Extracted records
┄┄┄┄┄┄

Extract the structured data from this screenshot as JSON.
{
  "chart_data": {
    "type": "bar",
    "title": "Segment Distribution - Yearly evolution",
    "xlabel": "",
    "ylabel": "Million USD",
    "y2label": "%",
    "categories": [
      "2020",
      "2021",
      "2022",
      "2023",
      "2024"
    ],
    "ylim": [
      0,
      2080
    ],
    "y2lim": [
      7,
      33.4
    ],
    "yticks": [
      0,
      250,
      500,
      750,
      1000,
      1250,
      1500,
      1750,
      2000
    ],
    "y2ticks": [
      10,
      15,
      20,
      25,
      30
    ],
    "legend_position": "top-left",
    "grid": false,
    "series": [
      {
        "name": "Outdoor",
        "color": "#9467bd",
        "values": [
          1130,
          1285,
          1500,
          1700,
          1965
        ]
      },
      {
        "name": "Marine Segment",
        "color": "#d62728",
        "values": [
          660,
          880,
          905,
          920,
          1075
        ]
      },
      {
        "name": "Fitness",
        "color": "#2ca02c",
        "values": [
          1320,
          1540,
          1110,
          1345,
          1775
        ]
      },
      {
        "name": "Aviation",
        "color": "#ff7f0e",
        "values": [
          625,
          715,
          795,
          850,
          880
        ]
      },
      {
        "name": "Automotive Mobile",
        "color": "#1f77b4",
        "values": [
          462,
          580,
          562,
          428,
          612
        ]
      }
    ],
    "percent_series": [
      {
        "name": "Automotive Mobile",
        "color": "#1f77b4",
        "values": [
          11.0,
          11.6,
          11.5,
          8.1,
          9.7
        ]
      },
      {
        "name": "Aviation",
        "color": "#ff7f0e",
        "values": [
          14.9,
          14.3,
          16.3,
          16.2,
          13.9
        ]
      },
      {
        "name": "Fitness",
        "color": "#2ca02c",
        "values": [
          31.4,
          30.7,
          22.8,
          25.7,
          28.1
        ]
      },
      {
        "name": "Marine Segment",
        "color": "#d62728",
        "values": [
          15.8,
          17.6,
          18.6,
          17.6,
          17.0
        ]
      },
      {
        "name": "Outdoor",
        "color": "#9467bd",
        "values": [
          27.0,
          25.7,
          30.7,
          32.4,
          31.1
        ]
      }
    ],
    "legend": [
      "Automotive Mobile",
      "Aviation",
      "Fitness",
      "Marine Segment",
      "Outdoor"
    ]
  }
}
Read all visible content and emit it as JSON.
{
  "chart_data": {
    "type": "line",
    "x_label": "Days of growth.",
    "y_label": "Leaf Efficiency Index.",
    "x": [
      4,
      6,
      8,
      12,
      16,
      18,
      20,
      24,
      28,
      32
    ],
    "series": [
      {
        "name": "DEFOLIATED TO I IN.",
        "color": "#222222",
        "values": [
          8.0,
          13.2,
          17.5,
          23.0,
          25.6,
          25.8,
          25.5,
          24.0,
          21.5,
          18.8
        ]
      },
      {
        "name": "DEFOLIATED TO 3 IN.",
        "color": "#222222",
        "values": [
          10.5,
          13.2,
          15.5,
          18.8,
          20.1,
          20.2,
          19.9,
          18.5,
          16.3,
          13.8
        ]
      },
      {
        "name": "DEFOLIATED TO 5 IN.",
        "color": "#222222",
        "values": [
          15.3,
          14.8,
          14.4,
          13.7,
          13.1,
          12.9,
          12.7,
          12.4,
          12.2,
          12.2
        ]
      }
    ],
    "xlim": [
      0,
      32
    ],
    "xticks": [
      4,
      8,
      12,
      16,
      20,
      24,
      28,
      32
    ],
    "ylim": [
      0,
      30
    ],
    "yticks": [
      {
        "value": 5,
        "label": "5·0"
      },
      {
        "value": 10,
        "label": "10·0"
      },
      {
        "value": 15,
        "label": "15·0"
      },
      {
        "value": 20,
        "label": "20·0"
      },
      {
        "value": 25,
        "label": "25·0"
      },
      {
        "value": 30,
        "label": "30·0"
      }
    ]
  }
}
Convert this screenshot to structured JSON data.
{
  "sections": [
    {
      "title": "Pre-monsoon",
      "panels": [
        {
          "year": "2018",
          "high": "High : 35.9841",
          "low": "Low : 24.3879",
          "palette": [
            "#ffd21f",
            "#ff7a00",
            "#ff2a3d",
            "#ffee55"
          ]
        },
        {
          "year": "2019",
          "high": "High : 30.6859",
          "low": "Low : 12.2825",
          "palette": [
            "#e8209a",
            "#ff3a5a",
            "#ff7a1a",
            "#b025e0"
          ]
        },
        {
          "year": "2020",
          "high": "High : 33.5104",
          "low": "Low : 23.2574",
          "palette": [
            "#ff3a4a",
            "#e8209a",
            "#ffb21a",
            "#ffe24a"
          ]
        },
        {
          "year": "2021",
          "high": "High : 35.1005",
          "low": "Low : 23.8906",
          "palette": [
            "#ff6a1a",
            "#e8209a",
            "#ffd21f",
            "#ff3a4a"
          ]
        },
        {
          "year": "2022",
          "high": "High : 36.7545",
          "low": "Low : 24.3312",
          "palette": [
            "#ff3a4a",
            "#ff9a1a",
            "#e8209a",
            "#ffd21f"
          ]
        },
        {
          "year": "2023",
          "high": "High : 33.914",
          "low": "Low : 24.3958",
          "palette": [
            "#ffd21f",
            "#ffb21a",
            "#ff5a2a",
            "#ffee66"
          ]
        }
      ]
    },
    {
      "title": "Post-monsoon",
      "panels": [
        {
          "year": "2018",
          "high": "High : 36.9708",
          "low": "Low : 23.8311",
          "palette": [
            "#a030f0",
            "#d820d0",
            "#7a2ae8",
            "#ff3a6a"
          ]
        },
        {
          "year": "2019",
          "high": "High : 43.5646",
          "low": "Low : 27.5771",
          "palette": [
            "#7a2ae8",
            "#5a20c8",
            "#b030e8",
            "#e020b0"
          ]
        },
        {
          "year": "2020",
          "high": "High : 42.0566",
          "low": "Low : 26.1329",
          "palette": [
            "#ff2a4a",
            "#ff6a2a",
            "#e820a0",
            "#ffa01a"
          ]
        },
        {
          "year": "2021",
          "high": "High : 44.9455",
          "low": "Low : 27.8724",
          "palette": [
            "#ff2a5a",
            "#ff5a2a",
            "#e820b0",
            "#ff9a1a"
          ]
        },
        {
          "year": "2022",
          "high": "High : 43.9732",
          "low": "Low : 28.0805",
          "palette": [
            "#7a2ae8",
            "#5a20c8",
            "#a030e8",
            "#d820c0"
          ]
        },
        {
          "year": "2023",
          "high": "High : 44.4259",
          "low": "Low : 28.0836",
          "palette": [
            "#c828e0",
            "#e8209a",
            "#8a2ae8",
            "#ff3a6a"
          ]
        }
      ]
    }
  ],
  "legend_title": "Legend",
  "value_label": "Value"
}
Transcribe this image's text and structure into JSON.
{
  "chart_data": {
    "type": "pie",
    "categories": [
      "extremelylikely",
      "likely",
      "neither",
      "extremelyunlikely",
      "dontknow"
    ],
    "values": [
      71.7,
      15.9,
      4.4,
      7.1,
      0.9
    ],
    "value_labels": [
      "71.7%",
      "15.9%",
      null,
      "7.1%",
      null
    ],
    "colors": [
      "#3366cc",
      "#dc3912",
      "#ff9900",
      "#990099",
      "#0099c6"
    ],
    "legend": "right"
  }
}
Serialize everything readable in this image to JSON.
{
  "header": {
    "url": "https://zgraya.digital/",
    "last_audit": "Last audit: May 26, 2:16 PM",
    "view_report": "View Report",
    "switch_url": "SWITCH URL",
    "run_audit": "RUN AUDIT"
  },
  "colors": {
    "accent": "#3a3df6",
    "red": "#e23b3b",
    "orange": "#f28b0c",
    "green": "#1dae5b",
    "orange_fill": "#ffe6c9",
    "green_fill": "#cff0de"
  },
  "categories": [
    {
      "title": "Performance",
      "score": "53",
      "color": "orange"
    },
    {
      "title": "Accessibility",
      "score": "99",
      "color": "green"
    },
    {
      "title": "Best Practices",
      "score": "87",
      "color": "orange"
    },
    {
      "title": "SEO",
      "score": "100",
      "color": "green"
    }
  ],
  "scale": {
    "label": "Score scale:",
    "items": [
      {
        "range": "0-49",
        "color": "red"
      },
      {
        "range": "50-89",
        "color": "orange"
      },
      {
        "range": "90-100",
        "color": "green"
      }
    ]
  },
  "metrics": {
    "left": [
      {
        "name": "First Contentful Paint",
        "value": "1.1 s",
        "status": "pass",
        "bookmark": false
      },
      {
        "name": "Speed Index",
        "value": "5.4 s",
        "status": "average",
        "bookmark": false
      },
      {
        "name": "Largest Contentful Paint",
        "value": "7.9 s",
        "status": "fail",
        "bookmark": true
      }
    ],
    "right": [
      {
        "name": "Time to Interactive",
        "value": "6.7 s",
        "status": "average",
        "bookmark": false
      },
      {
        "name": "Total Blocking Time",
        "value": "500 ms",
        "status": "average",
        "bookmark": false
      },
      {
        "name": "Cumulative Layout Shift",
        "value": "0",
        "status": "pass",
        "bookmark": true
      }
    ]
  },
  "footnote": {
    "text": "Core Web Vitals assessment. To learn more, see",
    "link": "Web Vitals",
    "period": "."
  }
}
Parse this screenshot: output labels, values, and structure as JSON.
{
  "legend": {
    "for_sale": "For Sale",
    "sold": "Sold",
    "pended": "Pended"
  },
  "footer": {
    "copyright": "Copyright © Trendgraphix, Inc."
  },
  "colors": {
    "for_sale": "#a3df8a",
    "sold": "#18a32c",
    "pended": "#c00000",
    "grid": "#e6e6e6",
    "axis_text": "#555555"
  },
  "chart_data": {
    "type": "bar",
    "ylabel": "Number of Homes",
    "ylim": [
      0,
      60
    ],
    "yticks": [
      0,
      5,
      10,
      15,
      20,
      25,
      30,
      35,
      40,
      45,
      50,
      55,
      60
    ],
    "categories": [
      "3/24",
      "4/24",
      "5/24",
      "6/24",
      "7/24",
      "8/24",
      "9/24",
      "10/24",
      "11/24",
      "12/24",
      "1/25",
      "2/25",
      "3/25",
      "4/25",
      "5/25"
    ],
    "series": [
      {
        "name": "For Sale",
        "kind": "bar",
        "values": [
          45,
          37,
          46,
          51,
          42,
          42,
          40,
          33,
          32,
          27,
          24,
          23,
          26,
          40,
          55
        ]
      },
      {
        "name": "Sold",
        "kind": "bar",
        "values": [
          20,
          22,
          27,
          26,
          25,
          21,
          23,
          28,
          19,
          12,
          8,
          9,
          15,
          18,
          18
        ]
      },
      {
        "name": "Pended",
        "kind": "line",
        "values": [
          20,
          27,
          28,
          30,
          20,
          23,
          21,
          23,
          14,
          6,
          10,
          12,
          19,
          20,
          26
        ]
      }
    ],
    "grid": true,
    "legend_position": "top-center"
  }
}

┄┄┄┄┄┄

Written request: Copy, from the material, each line that holds the string "DEFOLIATED".

Answer in full:
        "name": "DEFOLIATED TO I IN.",
        "name": "DEFOLIATED TO 3 IN.",
        "name": "DEFOLIATED TO 5 IN.",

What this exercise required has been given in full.